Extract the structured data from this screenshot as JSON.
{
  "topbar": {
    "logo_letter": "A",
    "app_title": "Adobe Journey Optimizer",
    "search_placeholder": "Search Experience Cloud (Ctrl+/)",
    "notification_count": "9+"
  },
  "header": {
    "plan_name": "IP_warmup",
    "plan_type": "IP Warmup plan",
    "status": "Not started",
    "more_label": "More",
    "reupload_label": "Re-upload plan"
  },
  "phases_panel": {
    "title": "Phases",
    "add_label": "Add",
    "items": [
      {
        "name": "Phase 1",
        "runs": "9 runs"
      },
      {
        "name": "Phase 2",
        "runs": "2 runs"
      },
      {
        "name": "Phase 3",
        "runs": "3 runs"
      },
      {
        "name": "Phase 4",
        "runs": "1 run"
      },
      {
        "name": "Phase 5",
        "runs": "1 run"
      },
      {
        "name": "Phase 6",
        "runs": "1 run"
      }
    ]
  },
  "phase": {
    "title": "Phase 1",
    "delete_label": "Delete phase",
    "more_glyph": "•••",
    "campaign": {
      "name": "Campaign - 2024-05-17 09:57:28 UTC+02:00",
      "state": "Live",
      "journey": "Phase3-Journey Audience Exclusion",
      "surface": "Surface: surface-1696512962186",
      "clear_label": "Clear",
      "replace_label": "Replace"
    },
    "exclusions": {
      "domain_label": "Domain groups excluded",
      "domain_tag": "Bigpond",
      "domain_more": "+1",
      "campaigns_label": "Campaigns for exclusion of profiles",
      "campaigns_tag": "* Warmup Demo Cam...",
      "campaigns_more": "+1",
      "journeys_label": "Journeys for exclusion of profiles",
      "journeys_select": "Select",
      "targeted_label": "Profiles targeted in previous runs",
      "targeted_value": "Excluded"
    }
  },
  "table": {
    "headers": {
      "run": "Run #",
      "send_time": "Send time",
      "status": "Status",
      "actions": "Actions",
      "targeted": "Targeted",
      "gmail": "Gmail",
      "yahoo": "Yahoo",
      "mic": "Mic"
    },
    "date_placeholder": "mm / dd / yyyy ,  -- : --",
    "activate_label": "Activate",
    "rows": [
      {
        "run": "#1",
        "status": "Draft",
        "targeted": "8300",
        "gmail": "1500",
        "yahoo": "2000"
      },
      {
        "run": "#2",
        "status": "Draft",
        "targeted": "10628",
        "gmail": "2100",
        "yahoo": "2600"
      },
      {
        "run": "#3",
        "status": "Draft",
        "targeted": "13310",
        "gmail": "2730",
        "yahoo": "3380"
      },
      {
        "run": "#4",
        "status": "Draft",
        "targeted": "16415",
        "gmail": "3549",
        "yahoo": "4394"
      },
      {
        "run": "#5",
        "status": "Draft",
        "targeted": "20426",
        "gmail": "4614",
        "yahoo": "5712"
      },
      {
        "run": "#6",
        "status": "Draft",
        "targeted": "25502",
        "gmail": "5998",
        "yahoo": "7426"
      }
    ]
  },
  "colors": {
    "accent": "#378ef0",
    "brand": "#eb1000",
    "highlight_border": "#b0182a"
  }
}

◆ ◆ ◆

*PROBLEM DETAILS:* Print the records above exactly as they appear.

*EXERCISE ANSWER:*
Extract the structured data from this screenshot as JSON.
{
  "topbar": {
    "logo_letter": "A",
    "app_title": "Adobe Journey Optimizer",
    "search_placeholder": "Search Experience Cloud (Ctrl+/)",
    "notification_count": "9+"
  },
  "header": {
    "plan_name": "IP_warmup",
    "plan_type": "IP Warmup plan",
    "status": "Not started",
    "more_label": "More",
    "reupload_label": "Re-upload plan"
  },
  "phases_panel": {
    "title": "Phases",
    "add_label": "Add",
    "items": [
      {
        "name": "Phase 1",
        "runs": "9 runs"
      },
      {
        "name": "Phase 2",
        "runs": "2 runs"
      },
      {
        "name": "Phase 3",
        "runs": "3 runs"
      },
      {
        "name": "Phase 4",
        "runs": "1 run"
      },
      {
        "name": "Phase 5",
        "runs": "1 run"
      },
      {
        "name": "Phase 6",
        "runs": "1 run"
      }
    ]
  },
  "phase": {
    "title": "Phase 1",
    "delete_label": "Delete phase",
    "more_glyph": "•••",
    "campaign": {
      "name": "Campaign - 2024-05-17 09:57:28 UTC+02:00",
      "state": "Live",
      "journey": "Phase3-Journey Audience Exclusion",
      "surface": "Surface: surface-1696512962186",
      "clear_label": "Clear",
      "replace_label": "Replace"
    },
    "exclusions": {
      "domain_label": "Domain groups excluded",
      "domain_tag": "Bigpond",
      "domain_more": "+1",
      "campaigns_label": "Campaigns for exclusion of profiles",
      "campaigns_tag": "* Warmup Demo Cam...",
      "campaigns_more": "+1",
      "journeys_label": "Journeys for exclusion of profiles",
      "journeys_select": "Select",
      "targeted_label": "Profiles targeted in previous runs",
      "targeted_value": "Excluded"
    }
  },
  "table": {
    "headers": {
      "run": "Run #",
      "send_time": "Send time",
      "status": "Status",
      "actions": "Actions",
      "targeted": "Targeted",
      "gmail": "Gmail",
      "yahoo": "Yahoo",
      "mic": "Mic"
    },
    "date_placeholder": "mm / dd / yyyy ,  -- : --",
    "activate_label": "Activate",
    "rows": [
      {
        "run": "#1",
        "status": "Draft",
        "targeted": "8300",
        "gmail": "1500",
        "yahoo": "2000"
      },
      {
        "run": "#2",
        "status": "Draft",
        "targeted": "10628",
        "gmail": "2100",
        "yahoo": "2600"
      },
      {
        "run": "#3",
        "status": "Draft",
        "targeted": "13310",
        "gmail": "2730",
        "yahoo": "3380"
      },
      {
        "run": "#4",
        "status": "Draft",
        "targeted": "16415",
        "gmail": "3549",
        "yahoo": "4394"
      },
      {
        "run": "#5",
        "status": "Draft",
        "targeted": "20426",
        "gmail": "4614",
        "yahoo": "5712"
      },
      {
        "run": "#6",
        "status": "Draft",
        "targeted": "25502",
        "gmail": "5998",
        "yahoo": "7426"
      }
    ]
  },
  "colors": {
    "accent": "#378ef0",
    "brand": "#eb1000",
    "highlight_border": "#b0182a"
  }
}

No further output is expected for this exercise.